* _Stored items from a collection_
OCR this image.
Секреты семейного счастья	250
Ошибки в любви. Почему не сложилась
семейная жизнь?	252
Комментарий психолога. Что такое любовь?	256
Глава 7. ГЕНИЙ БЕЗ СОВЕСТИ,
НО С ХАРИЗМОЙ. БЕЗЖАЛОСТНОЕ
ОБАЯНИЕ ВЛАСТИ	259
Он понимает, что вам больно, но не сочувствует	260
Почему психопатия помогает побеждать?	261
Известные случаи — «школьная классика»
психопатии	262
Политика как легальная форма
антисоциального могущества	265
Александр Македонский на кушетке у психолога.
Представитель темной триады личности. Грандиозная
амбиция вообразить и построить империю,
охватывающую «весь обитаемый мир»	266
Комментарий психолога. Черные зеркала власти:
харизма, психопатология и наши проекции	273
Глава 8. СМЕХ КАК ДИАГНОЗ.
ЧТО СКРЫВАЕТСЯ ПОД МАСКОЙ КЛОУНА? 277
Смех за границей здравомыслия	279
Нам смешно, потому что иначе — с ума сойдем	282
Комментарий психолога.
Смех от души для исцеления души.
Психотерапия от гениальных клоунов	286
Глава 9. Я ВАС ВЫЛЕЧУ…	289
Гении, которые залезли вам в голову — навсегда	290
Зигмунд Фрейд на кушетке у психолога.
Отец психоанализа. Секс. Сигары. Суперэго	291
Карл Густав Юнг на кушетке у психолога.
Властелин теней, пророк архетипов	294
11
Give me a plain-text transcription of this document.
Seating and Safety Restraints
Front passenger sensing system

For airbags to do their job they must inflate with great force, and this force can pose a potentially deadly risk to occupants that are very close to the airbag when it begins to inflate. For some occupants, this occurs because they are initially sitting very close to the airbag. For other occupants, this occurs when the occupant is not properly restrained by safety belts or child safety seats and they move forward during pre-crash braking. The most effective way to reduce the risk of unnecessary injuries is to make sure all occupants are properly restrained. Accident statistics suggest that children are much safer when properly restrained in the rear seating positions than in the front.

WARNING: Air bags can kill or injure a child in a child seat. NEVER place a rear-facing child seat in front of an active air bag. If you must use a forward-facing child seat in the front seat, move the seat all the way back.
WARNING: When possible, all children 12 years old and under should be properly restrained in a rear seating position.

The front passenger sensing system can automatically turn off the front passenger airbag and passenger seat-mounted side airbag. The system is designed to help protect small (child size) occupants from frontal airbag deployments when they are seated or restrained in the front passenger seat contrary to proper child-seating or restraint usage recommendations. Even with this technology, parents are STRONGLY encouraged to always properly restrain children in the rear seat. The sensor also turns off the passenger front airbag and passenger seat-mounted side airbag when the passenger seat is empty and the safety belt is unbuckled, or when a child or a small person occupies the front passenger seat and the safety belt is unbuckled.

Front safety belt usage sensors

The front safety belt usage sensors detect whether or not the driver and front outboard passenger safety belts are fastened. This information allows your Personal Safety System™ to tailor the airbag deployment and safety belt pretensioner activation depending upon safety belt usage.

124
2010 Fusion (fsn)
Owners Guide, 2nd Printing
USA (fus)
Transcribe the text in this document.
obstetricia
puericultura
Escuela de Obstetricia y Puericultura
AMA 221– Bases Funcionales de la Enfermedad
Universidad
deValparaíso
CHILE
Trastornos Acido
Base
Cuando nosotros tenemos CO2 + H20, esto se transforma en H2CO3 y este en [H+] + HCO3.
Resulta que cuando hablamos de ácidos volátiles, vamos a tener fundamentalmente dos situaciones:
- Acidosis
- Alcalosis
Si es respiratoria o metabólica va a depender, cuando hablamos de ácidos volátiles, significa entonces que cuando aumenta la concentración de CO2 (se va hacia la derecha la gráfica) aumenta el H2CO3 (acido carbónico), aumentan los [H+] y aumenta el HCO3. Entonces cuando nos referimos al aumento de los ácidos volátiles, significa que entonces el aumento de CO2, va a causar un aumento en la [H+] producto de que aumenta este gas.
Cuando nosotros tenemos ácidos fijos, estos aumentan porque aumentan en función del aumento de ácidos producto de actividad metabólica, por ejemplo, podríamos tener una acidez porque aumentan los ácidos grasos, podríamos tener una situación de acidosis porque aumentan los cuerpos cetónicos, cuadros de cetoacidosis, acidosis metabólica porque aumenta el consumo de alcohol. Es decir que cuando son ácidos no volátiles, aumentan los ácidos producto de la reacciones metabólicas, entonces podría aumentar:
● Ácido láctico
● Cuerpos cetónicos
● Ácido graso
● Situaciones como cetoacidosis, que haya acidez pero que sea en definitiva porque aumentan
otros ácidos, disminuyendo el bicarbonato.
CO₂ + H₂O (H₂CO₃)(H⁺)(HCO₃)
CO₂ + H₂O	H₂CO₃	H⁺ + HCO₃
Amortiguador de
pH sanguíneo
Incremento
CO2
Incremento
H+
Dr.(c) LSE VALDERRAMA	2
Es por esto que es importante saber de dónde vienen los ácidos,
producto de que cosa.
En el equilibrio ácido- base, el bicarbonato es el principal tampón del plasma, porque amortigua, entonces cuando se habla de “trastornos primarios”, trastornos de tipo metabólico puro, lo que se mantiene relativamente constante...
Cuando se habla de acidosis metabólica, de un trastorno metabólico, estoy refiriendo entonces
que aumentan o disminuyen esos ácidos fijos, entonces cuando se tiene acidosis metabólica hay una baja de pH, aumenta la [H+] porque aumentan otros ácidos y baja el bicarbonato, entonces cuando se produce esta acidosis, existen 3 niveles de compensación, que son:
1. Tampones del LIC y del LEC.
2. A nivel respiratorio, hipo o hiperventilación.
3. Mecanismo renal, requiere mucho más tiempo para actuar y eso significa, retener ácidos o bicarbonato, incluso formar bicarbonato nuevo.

* _STATED EXERCISE_
Restate the whole listing exactly, leaving out nothing.

* _RIGHT ANSWER_
OCR this image.
Секреты семейного счастья	250
Ошибки в любви. Почему не сложилась
семейная жизнь?	252
Комментарий психолога. Что такое любовь?	256
Глава 7. ГЕНИЙ БЕЗ СОВЕСТИ,
НО С ХАРИЗМОЙ. БЕЗЖАЛОСТНОЕ
ОБАЯНИЕ ВЛАСТИ	259
Он понимает, что вам больно, но не сочувствует	260
Почему психопатия помогает побеждать?	261
Известные случаи — «школьная классика»
психопатии	262
Политика как легальная форма
антисоциального могущества	265
Александр Македонский на кушетке у психолога.
Представитель темной триады личности. Грандиозная
амбиция вообразить и построить империю,
охватывающую «весь обитаемый мир»	266
Комментарий психолога. Черные зеркала власти:
харизма, психопатология и наши проекции	273
Глава 8. СМЕХ КАК ДИАГНОЗ.
ЧТО СКРЫВАЕТСЯ ПОД МАСКОЙ КЛОУНА? 277
Смех за границей здравомыслия	279
Нам смешно, потому что иначе — с ума сойдем	282
Комментарий психолога.
Смех от души для исцеления души.
Психотерапия от гениальных клоунов	286
Глава 9. Я ВАС ВЫЛЕЧУ…	289
Гении, которые залезли вам в голову — навсегда	290
Зигмунд Фрейд на кушетке у психолога.
Отец психоанализа. Секс. Сигары. Суперэго	291
Карл Густав Юнг на кушетке у психолога.
Властелин теней, пророк архетипов	294
11
Give me a plain-text transcription of this document.
Seating and Safety Restraints
Front passenger sensing system

For airbags to do their job they must inflate with great force, and this force can pose a potentially deadly risk to occupants that are very close to the airbag when it begins to inflate. For some occupants, this occurs because they are initially sitting very close to the airbag. For other occupants, this occurs when the occupant is not properly restrained by safety belts or child safety seats and they move forward during pre-crash braking. The most effective way to reduce the risk of unnecessary injuries is to make sure all occupants are properly restrained. Accident statistics suggest that children are much safer when properly restrained in the rear seating positions than in the front.

WARNING: Air bags can kill or injure a child in a child seat. NEVER place a rear-facing child seat in front of an active air bag. If you must use a forward-facing child seat in the front seat, move the seat all the way back.
WARNING: When possible, all children 12 years old and under should be properly restrained in a rear seating position.

The front passenger sensing system can automatically turn off the front passenger airbag and passenger seat-mounted side airbag. The system is designed to help protect small (child size) occupants from frontal airbag deployments when they are seated or restrained in the front passenger seat contrary to proper child-seating or restraint usage recommendations. Even with this technology, parents are STRONGLY encouraged to always properly restrain children in the rear seat. The sensor also turns off the passenger front airbag and passenger seat-mounted side airbag when the passenger seat is empty and the safety belt is unbuckled, or when a child or a small person occupies the front passenger seat and the safety belt is unbuckled.

Front safety belt usage sensors

The front safety belt usage sensors detect whether or not the driver and front outboard passenger safety belts are fastened. This information allows your Personal Safety System™ to tailor the airbag deployment and safety belt pretensioner activation depending upon safety belt usage.

124
2010 Fusion (fsn)
Owners Guide, 2nd Printing
USA (fus)
Transcribe the text in this document.
obstetricia
puericultura
Escuela de Obstetricia y Puericultura
AMA 221– Bases Funcionales de la Enfermedad
Universidad
deValparaíso
CHILE
Trastornos Acido
Base
Cuando nosotros tenemos CO2 + H20, esto se transforma en H2CO3 y este en [H+] + HCO3.
Resulta que cuando hablamos de ácidos volátiles, vamos a tener fundamentalmente dos situaciones:
- Acidosis
- Alcalosis
Si es respiratoria o metabólica va a depender, cuando hablamos de ácidos volátiles, significa entonces que cuando aumenta la concentración de CO2 (se va hacia la derecha la gráfica) aumenta el H2CO3 (acido carbónico), aumentan los [H+] y aumenta el HCO3. Entonces cuando nos referimos al aumento de los ácidos volátiles, significa que entonces el aumento de CO2, va a causar un aumento en la [H+] producto de que aumenta este gas.
Cuando nosotros tenemos ácidos fijos, estos aumentan porque aumentan en función del aumento de ácidos producto de actividad metabólica, por ejemplo, podríamos tener una acidez porque aumentan los ácidos grasos, podríamos tener una situación de acidosis porque aumentan los cuerpos cetónicos, cuadros de cetoacidosis, acidosis metabólica porque aumenta el consumo de alcohol. Es decir que cuando son ácidos no volátiles, aumentan los ácidos producto de la reacciones metabólicas, entonces podría aumentar:
● Ácido láctico
● Cuerpos cetónicos
● Ácido graso
● Situaciones como cetoacidosis, que haya acidez pero que sea en definitiva porque aumentan
otros ácidos, disminuyendo el bicarbonato.
CO₂ + H₂O (H₂CO₃)(H⁺)(HCO₃)
CO₂ + H₂O	H₂CO₃	H⁺ + HCO₃
Amortiguador de
pH sanguíneo
Incremento
CO2
Incremento
H+
Dr.(c) LSE VALDERRAMA	2
Es por esto que es importante saber de dónde vienen los ácidos,
producto de que cosa.
En el equilibrio ácido- base, el bicarbonato es el principal tampón del plasma, porque amortigua, entonces cuando se habla de “trastornos primarios”, trastornos de tipo metabólico puro, lo que se mantiene relativamente constante...
Cuando se habla de acidosis metabólica, de un trastorno metabólico, estoy refiriendo entonces
que aumentan o disminuyen esos ácidos fijos, entonces cuando se tiene acidosis metabólica hay una baja de pH, aumenta la [H+] porque aumentan otros ácidos y baja el bicarbonato, entonces cuando se produce esta acidosis, existen 3 niveles de compensación, que son:
1. Tampones del LIC y del LEC.
2. A nivel respiratorio, hipo o hiperventilación.
3. Mecanismo renal, requiere mucho más tiempo para actuar y eso significa, retener ácidos o bicarbonato, incluso formar bicarbonato nuevo.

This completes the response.